*TASK STATEMENT*: Can you copy every line below word for word, leaving out the pictures?

···

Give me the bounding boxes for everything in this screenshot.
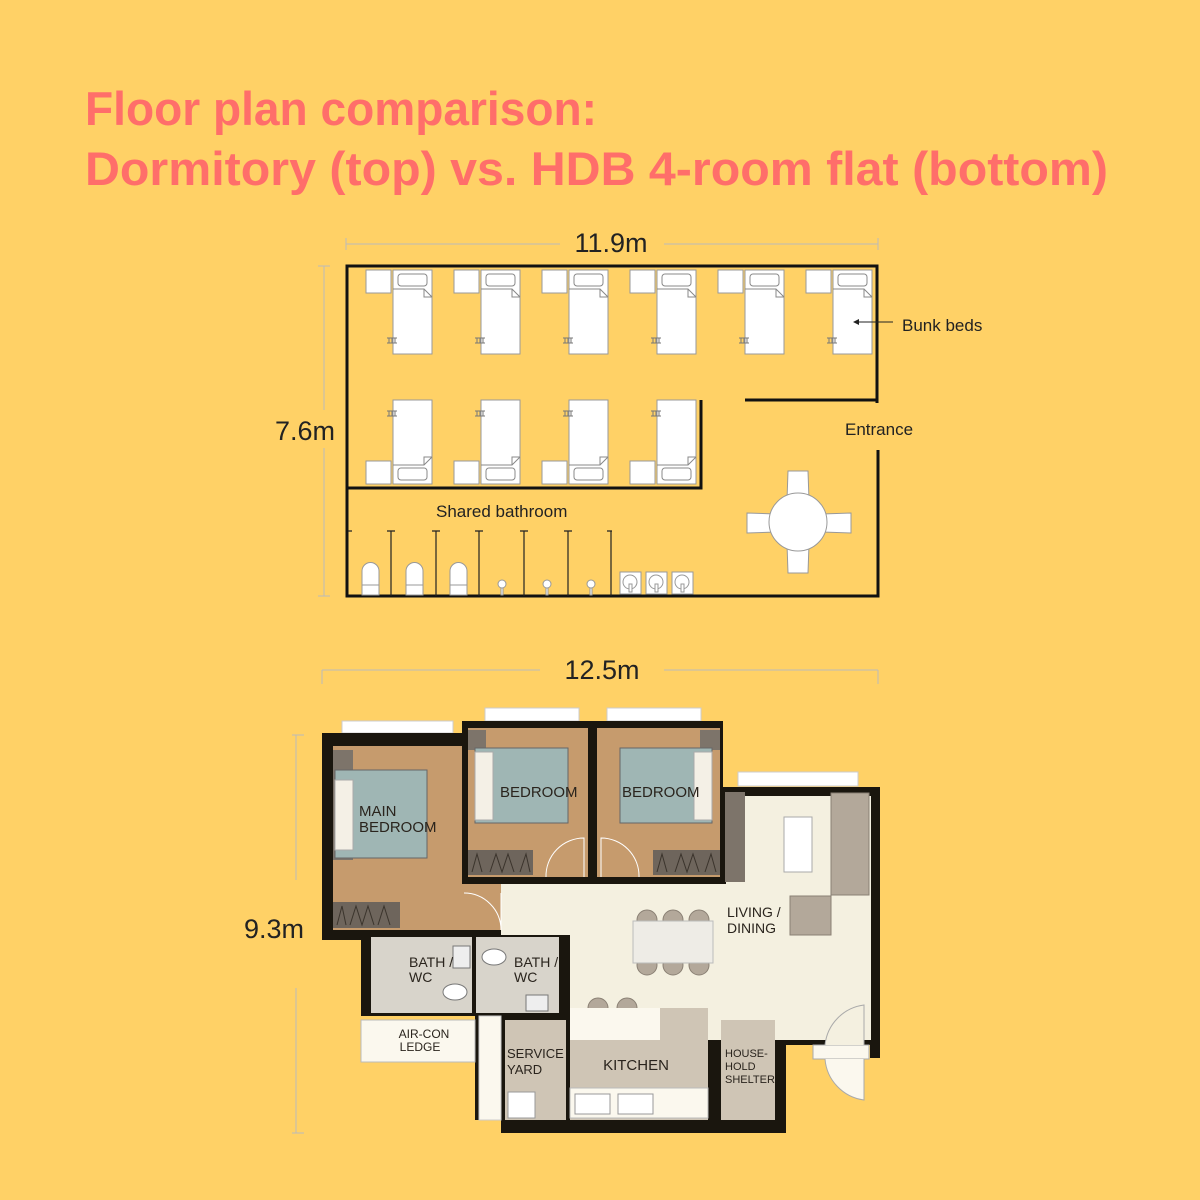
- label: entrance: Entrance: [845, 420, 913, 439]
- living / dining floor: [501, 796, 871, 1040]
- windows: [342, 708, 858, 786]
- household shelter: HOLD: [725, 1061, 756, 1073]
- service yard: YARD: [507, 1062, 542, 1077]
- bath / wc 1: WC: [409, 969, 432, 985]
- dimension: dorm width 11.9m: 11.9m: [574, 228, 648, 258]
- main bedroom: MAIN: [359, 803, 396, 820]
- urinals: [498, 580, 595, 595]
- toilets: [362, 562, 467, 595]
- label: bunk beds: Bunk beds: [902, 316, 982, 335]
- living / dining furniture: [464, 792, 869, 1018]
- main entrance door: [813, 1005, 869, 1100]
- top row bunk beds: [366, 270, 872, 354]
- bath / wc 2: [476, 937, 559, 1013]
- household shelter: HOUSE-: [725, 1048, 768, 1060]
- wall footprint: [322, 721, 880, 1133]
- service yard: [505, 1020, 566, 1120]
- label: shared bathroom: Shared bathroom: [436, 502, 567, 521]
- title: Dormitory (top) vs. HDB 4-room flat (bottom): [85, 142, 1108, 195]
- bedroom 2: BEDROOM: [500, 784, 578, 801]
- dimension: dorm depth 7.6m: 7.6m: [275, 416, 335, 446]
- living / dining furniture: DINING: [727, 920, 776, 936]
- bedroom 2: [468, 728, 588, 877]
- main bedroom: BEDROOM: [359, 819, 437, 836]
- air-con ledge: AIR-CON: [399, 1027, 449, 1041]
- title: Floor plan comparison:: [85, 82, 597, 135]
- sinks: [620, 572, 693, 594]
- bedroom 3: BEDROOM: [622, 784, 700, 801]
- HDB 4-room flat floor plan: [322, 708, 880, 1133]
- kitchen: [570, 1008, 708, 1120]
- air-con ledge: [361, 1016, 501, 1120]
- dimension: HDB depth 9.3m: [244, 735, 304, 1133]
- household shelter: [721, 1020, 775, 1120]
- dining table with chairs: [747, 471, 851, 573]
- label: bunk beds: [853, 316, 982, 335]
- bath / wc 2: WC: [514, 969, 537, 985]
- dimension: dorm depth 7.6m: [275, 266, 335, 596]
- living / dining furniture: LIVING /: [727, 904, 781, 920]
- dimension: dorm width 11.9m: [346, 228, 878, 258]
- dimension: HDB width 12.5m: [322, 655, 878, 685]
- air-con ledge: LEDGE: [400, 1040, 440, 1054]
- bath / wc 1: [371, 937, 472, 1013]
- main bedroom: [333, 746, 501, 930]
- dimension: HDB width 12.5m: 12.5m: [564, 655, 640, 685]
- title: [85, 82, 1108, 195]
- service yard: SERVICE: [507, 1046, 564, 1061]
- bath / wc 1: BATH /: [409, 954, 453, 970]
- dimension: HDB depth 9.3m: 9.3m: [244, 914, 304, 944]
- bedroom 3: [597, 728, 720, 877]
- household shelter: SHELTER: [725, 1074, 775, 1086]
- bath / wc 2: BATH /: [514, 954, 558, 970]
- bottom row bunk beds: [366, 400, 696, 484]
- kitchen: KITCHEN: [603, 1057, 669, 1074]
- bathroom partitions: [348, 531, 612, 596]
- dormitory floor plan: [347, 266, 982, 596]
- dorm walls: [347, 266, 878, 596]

···

*EXERCISE OUTPUT*:
Give me the bounding boxes for everything in this screenshot.
- label: entrance: Entrance: [845, 420, 913, 439]
- living / dining floor: [501, 796, 871, 1040]
- windows: [342, 708, 858, 786]
- household shelter: HOLD: [725, 1061, 756, 1073]
- service yard: YARD: [507, 1062, 542, 1077]
- bath / wc 1: WC: [409, 969, 432, 985]
- dimension: dorm width 11.9m: 11.9m: [574, 228, 648, 258]
- main bedroom: MAIN: [359, 803, 396, 820]
- urinals: [498, 580, 595, 595]
- toilets: [362, 562, 467, 595]
- label: bunk beds: Bunk beds: [902, 316, 982, 335]
- living / dining furniture: [464, 792, 869, 1018]
- main entrance door: [813, 1005, 869, 1100]
- top row bunk beds: [366, 270, 872, 354]
- bath / wc 2: [476, 937, 559, 1013]
- household shelter: HOUSE-: [725, 1048, 768, 1060]
- wall footprint: [322, 721, 880, 1133]
- service yard: [505, 1020, 566, 1120]
- label: shared bathroom: Shared bathroom: [436, 502, 567, 521]
- title: Dormitory (top) vs. HDB 4-room flat (bottom): [85, 142, 1108, 195]
- bedroom 2: BEDROOM: [500, 784, 578, 801]
- dimension: dorm depth 7.6m: 7.6m: [275, 416, 335, 446]
- living / dining furniture: DINING: [727, 920, 776, 936]
- bedroom 2: [468, 728, 588, 877]
- main bedroom: BEDROOM: [359, 819, 437, 836]
- air-con ledge: AIR-CON: [399, 1027, 449, 1041]
- title: Floor plan comparison:: [85, 82, 597, 135]
- sinks: [620, 572, 693, 594]
- bedroom 3: BEDROOM: [622, 784, 700, 801]
- HDB 4-room flat floor plan: [322, 708, 880, 1133]
- kitchen: [570, 1008, 708, 1120]
- air-con ledge: [361, 1016, 501, 1120]
- dimension: HDB depth 9.3m: [244, 735, 304, 1133]
- household shelter: [721, 1020, 775, 1120]
- dining table with chairs: [747, 471, 851, 573]
- label: bunk beds: [853, 316, 982, 335]
- bath / wc 2: WC: [514, 969, 537, 985]
- dimension: dorm depth 7.6m: [275, 266, 335, 596]
- living / dining furniture: LIVING /: [727, 904, 781, 920]
- dimension: dorm width 11.9m: [346, 228, 878, 258]
- dimension: HDB width 12.5m: [322, 655, 878, 685]
- air-con ledge: LEDGE: [400, 1040, 440, 1054]
- bath / wc 1: [371, 937, 472, 1013]
- main bedroom: [333, 746, 501, 930]
- dimension: HDB width 12.5m: 12.5m: [564, 655, 640, 685]
- title: [85, 82, 1108, 195]
- service yard: SERVICE: [507, 1046, 564, 1061]
- bath / wc 1: BATH /: [409, 954, 453, 970]
- dimension: HDB depth 9.3m: 9.3m: [244, 914, 304, 944]
- bedroom 3: [597, 728, 720, 877]
- household shelter: SHELTER: [725, 1074, 775, 1086]
- bath / wc 2: BATH /: [514, 954, 558, 970]
- bottom row bunk beds: [366, 400, 696, 484]
- kitchen: KITCHEN: [603, 1057, 669, 1074]
- bathroom partitions: [348, 531, 612, 596]
- dormitory floor plan: [347, 266, 982, 596]
- dorm walls: [347, 266, 878, 596]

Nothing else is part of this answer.